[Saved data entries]
◆ ◆ ◆
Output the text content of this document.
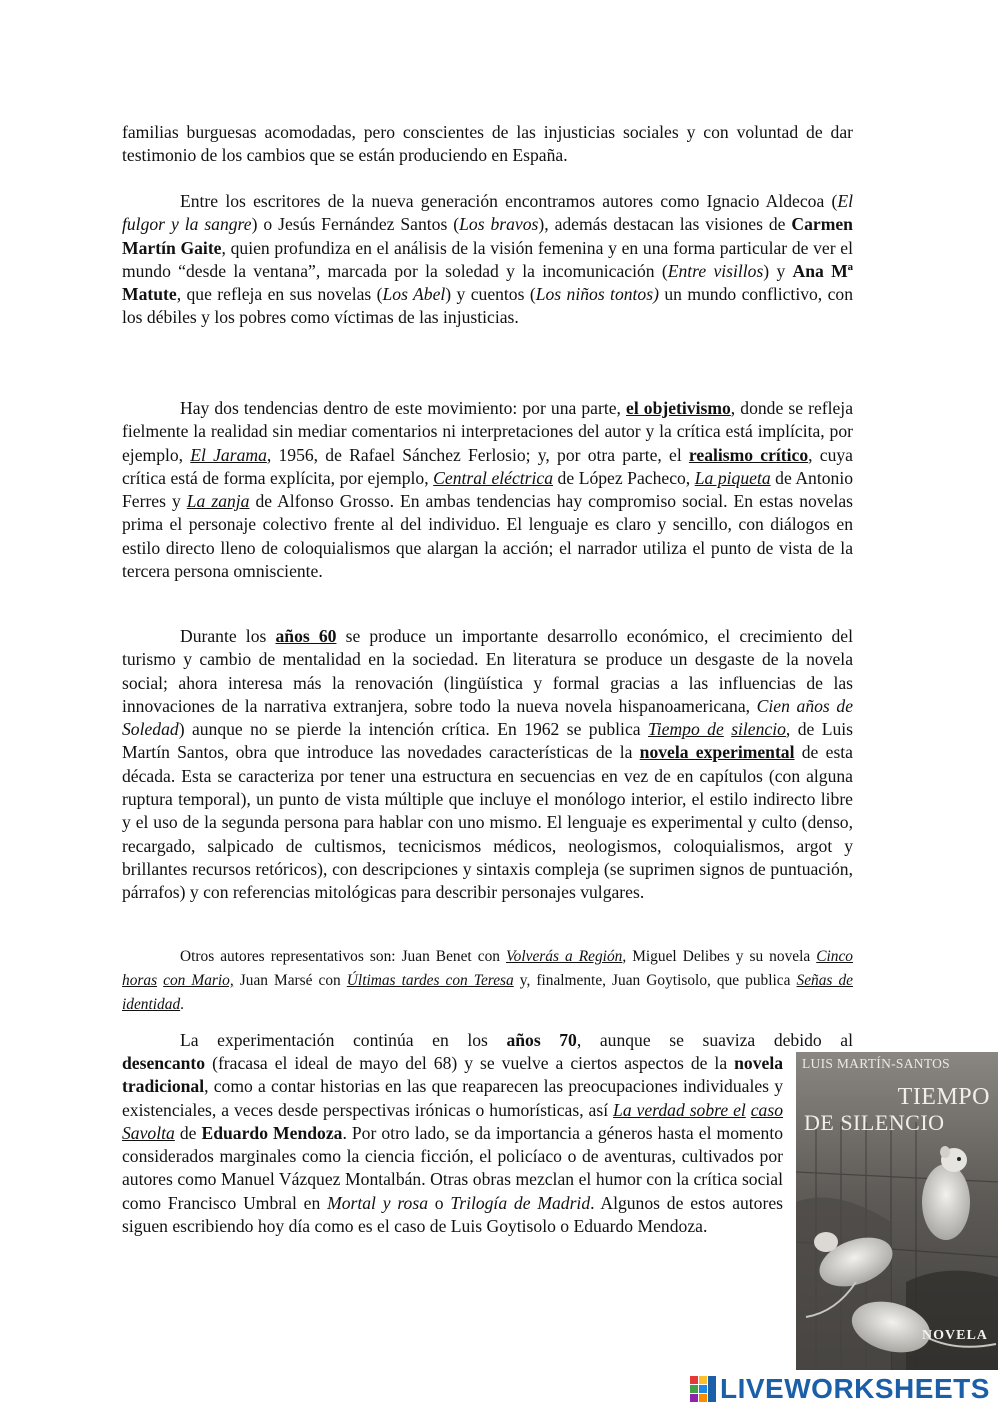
familias burguesas acomodadas, pero conscientes de las injusticias sociales y con voluntad de dar testimonio de los cambios que se están produciendo en España.

Entre los escritores de la nueva generación encontramos autores como Ignacio Aldecoa (El fulgor y la sangre) o Jesús Fernández Santos (Los bravos), además destacan las visiones de Carmen Martín Gaite, quien profundiza en el análisis de la visión femenina y en una forma particular de ver el mundo “desde la ventana”, marcada por la soledad y la incomunicación (Entre visillos) y Ana Mª Matute, que refleja en sus novelas (Los Abel) y cuentos (Los niños tontos) un mundo conflictivo, con los débiles y los pobres como víctimas de las injusticias.

Hay dos tendencias dentro de este movimiento: por una parte, el objetivismo, donde se refleja fielmente la realidad sin mediar comentarios ni interpretaciones del autor y la crítica está implícita, por ejemplo, El Jarama, 1956, de Rafael Sánchez Ferlosio; y, por otra parte, el realismo crítico, cuya crítica está de forma explícita, por ejemplo, Central eléctrica de López Pacheco, La piqueta de Antonio Ferres y La zanja de Alfonso Grosso. En ambas tendencias hay compromiso social. En estas novelas prima el personaje colectivo frente al del individuo. El lenguaje es claro y sencillo, con diálogos en estilo directo lleno de coloquialismos que alargan la acción; el narrador utiliza el punto de vista de la tercera persona omnisciente.

Durante los años 60 se produce un importante desarrollo económico, el crecimiento del turismo y cambio de mentalidad en la sociedad. En literatura se produce un desgaste de la novela social; ahora interesa más la renovación (lingüística y formal gracias a las influencias de las innovaciones de la narrativa extranjera, sobre todo la nueva novela hispanoamericana, Cien años de Soledad) aunque no se pierde la intención crítica. En 1962 se publica Tiempo de silencio, de Luis Martín Santos, obra que introduce las novedades características de la novela experimental de esta década. Esta se caracteriza por tener una estructura en secuencias en vez de en capítulos (con alguna ruptura temporal), un punto de vista múltiple que incluye el monólogo interior, el estilo indirecto libre y el uso de la segunda persona para hablar con uno mismo. El lenguaje es experimental y culto (denso, recargado, salpicado de cultismos, tecnicismos médicos, neologismos, coloquialismos, argot y brillantes recursos retóricos), con descripciones y sintaxis compleja (se suprimen signos de puntuación, párrafos) y con referencias mitológicas para describir personajes vulgares.

Otros autores representativos son: Juan Benet con Volverás a Región, Miguel Delibes y su novela Cinco horas con Mario, Juan Marsé con Últimas tardes con Teresa y, finalmente, Juan Goytisolo, que publica Señas de identidad.

La experimentación continúa en los años 70, aunque se suaviza debido al

desencanto (fracasa el ideal de mayo del 68) y se vuelve a ciertos aspectos de la novela tradicional, como a contar historias en las que reaparecen las preocupaciones individuales y existenciales, a veces desde perspectivas irónicas o humorísticas, así La verdad sobre el caso Savolta de Eduardo Mendoza. Por otro lado, se da importancia a géneros hasta el momento considerados marginales como la ciencia ficción, el policíaco o de aventuras, cultivados por autores como Manuel Vázquez Montalbán. Otras obras mezclan el humor con la crítica social como Francisco Umbral en Mortal y rosa o Trilogía de Madrid. Algunos de estos autores siguen escribiendo hoy día como es el caso de Luis Goytisolo o Eduardo Mendoza.

LUIS MARTÍN-SANTOS
TIEMPO
DE SILENCIO
NOVELA
LIVEWORKSHEETS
◆ ◆ ◆
:: Challenge ::
Print the listing above in full, exactly as written. Omit any pictures.

:: The completed task ::
Output the text content of this document.
familias burguesas acomodadas, pero conscientes de las injusticias sociales y con voluntad de dar testimonio de los cambios que se están produciendo en España.

Entre los escritores de la nueva generación encontramos autores como Ignacio Aldecoa (El fulgor y la sangre) o Jesús Fernández Santos (Los bravos), además destacan las visiones de Carmen Martín Gaite, quien profundiza en el análisis de la visión femenina y en una forma particular de ver el mundo “desde la ventana”, marcada por la soledad y la incomunicación (Entre visillos) y Ana Mª Matute, que refleja en sus novelas (Los Abel) y cuentos (Los niños tontos) un mundo conflictivo, con los débiles y los pobres como víctimas de las injusticias.

Hay dos tendencias dentro de este movimiento: por una parte, el objetivismo, donde se refleja fielmente la realidad sin mediar comentarios ni interpretaciones del autor y la crítica está implícita, por ejemplo, El Jarama, 1956, de Rafael Sánchez Ferlosio; y, por otra parte, el realismo crítico, cuya crítica está de forma explícita, por ejemplo, Central eléctrica de López Pacheco, La piqueta de Antonio Ferres y La zanja de Alfonso Grosso. En ambas tendencias hay compromiso social. En estas novelas prima el personaje colectivo frente al del individuo. El lenguaje es claro y sencillo, con diálogos en estilo directo lleno de coloquialismos que alargan la acción; el narrador utiliza el punto de vista de la tercera persona omnisciente.

Durante los años 60 se produce un importante desarrollo económico, el crecimiento del turismo y cambio de mentalidad en la sociedad. En literatura se produce un desgaste de la novela social; ahora interesa más la renovación (lingüística y formal gracias a las influencias de las innovaciones de la narrativa extranjera, sobre todo la nueva novela hispanoamericana, Cien años de Soledad) aunque no se pierde la intención crítica. En 1962 se publica Tiempo de silencio, de Luis Martín Santos, obra que introduce las novedades características de la novela experimental de esta década. Esta se caracteriza por tener una estructura en secuencias en vez de en capítulos (con alguna ruptura temporal), un punto de vista múltiple que incluye el monólogo interior, el estilo indirecto libre y el uso de la segunda persona para hablar con uno mismo. El lenguaje es experimental y culto (denso, recargado, salpicado de cultismos, tecnicismos médicos, neologismos, coloquialismos, argot y brillantes recursos retóricos), con descripciones y sintaxis compleja (se suprimen signos de puntuación, párrafos) y con referencias mitológicas para describir personajes vulgares.

Otros autores representativos son: Juan Benet con Volverás a Región, Miguel Delibes y su novela Cinco horas con Mario, Juan Marsé con Últimas tardes con Teresa y, finalmente, Juan Goytisolo, que publica Señas de identidad.

La experimentación continúa en los años 70, aunque se suaviza debido al

desencanto (fracasa el ideal de mayo del 68) y se vuelve a ciertos aspectos de la novela tradicional, como a contar historias en las que reaparecen las preocupaciones individuales y existenciales, a veces desde perspectivas irónicas o humorísticas, así La verdad sobre el caso Savolta de Eduardo Mendoza. Por otro lado, se da importancia a géneros hasta el momento considerados marginales como la ciencia ficción, el policíaco o de aventuras, cultivados por autores como Manuel Vázquez Montalbán. Otras obras mezclan el humor con la crítica social como Francisco Umbral en Mortal y rosa o Trilogía de Madrid. Algunos de estos autores siguen escribiendo hoy día como es el caso de Luis Goytisolo o Eduardo Mendoza.

LUIS MARTÍN-SANTOS
TIEMPO
DE SILENCIO
NOVELA
LIVEWORKSHEETS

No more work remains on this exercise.